*CONSIGNE*. Recopiez toutes les lignes ci-dessous en substituant « bar-block » à « bar-segment » partout, sans rien modifier d'autre.

*LIGNES FOURNIES*.

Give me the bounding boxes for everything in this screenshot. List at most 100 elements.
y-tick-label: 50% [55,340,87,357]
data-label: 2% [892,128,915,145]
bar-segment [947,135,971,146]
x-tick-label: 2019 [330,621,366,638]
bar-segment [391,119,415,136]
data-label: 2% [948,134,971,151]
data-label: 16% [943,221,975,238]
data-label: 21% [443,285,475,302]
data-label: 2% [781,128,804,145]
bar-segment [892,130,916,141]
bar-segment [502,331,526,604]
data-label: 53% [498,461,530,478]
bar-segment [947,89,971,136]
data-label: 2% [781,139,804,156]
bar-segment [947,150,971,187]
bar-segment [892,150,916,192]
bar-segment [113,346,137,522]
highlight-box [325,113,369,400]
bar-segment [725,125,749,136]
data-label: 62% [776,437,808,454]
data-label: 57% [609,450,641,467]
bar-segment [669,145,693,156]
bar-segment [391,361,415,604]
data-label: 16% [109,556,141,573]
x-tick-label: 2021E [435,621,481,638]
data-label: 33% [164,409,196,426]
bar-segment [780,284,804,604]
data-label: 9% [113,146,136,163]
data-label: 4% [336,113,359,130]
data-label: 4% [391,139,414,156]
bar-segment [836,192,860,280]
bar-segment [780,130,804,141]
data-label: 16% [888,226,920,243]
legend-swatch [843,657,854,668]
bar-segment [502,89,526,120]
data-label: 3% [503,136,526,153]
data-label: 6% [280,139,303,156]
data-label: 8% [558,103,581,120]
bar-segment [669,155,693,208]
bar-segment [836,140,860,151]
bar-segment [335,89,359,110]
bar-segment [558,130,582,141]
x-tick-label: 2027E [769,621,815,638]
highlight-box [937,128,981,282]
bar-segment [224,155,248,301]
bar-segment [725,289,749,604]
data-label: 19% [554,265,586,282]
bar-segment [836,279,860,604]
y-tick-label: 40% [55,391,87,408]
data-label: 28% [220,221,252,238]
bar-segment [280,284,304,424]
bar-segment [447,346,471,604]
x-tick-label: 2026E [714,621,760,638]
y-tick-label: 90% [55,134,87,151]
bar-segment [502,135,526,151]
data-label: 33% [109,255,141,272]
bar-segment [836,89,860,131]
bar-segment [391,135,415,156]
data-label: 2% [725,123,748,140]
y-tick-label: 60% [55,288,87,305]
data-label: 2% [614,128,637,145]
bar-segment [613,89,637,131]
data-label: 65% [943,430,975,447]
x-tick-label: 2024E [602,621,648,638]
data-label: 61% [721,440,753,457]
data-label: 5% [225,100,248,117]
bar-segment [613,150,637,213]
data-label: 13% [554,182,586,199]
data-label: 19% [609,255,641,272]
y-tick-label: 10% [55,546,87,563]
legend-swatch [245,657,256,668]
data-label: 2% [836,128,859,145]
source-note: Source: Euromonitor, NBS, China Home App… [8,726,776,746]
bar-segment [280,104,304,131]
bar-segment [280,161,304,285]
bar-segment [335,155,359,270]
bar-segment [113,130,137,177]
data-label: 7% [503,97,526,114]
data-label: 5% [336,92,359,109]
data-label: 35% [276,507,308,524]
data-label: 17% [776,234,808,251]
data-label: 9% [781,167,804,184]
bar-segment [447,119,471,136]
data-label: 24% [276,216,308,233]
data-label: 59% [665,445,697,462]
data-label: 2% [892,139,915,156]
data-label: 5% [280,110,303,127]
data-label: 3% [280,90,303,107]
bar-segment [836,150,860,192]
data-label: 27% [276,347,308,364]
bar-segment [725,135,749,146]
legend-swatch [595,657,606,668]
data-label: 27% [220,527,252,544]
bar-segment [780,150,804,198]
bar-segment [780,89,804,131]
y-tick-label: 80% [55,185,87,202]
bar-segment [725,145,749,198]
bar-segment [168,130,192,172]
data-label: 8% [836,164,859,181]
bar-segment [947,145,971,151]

*RÉPONSE ATTENDUE*.
Give me the bounding boxes for everything in this screenshot. List at most 100 elements.
y-tick-label: 50% [55,340,87,357]
data-label: 2% [892,128,915,145]
bar-block [947,135,971,146]
x-tick-label: 2019 [330,621,366,638]
bar-block [391,119,415,136]
data-label: 2% [948,134,971,151]
data-label: 16% [943,221,975,238]
data-label: 21% [443,285,475,302]
data-label: 2% [781,128,804,145]
bar-block [892,130,916,141]
bar-block [502,331,526,604]
data-label: 53% [498,461,530,478]
bar-block [947,89,971,136]
data-label: 2% [781,139,804,156]
bar-block [947,150,971,187]
bar-block [892,150,916,192]
bar-block [113,346,137,522]
highlight-box [325,113,369,400]
bar-block [725,125,749,136]
data-label: 62% [776,437,808,454]
data-label: 57% [609,450,641,467]
bar-block [669,145,693,156]
bar-block [391,361,415,604]
data-label: 16% [109,556,141,573]
x-tick-label: 2021E [435,621,481,638]
data-label: 33% [164,409,196,426]
bar-block [780,284,804,604]
data-label: 9% [113,146,136,163]
data-label: 4% [336,113,359,130]
data-label: 4% [391,139,414,156]
bar-block [836,192,860,280]
bar-block [780,130,804,141]
data-label: 16% [888,226,920,243]
legend-swatch [843,657,854,668]
bar-block [502,89,526,120]
data-label: 3% [503,136,526,153]
data-label: 6% [280,139,303,156]
data-label: 8% [558,103,581,120]
bar-block [669,155,693,208]
bar-block [836,140,860,151]
bar-block [335,89,359,110]
bar-block [558,130,582,141]
x-tick-label: 2027E [769,621,815,638]
highlight-box [937,128,981,282]
bar-block [224,155,248,301]
bar-block [725,289,749,604]
data-label: 19% [554,265,586,282]
bar-block [836,279,860,604]
y-tick-label: 40% [55,391,87,408]
data-label: 28% [220,221,252,238]
bar-block [280,284,304,424]
bar-block [447,346,471,604]
x-tick-label: 2026E [714,621,760,638]
y-tick-label: 90% [55,134,87,151]
bar-block [502,135,526,151]
data-label: 33% [109,255,141,272]
bar-block [836,89,860,131]
bar-block [391,135,415,156]
data-label: 2% [725,123,748,140]
y-tick-label: 60% [55,288,87,305]
data-label: 2% [614,128,637,145]
bar-block [613,89,637,131]
data-label: 65% [943,430,975,447]
x-tick-label: 2024E [602,621,648,638]
data-label: 61% [721,440,753,457]
data-label: 5% [225,100,248,117]
bar-block [613,150,637,213]
data-label: 13% [554,182,586,199]
data-label: 19% [609,255,641,272]
y-tick-label: 10% [55,546,87,563]
legend-swatch [245,657,256,668]
data-label: 2% [836,128,859,145]
source-note: Source: Euromonitor, NBS, China Home App… [8,726,776,746]
bar-block [280,104,304,131]
bar-block [280,161,304,285]
bar-block [335,155,359,270]
bar-block [113,130,137,177]
data-label: 7% [503,97,526,114]
data-label: 5% [336,92,359,109]
data-label: 35% [276,507,308,524]
data-label: 17% [776,234,808,251]
data-label: 9% [781,167,804,184]
bar-block [447,119,471,136]
data-label: 24% [276,216,308,233]
data-label: 59% [665,445,697,462]
data-label: 2% [892,139,915,156]
data-label: 5% [280,110,303,127]
data-label: 3% [280,90,303,107]
bar-block [836,150,860,192]
data-label: 27% [276,347,308,364]
bar-block [725,135,749,146]
legend-swatch [595,657,606,668]
data-label: 27% [220,527,252,544]
bar-block [780,150,804,198]
bar-block [780,89,804,131]
y-tick-label: 80% [55,185,87,202]
bar-block [725,145,749,198]
bar-block [168,130,192,172]
data-label: 8% [836,164,859,181]
bar-block [947,145,971,151]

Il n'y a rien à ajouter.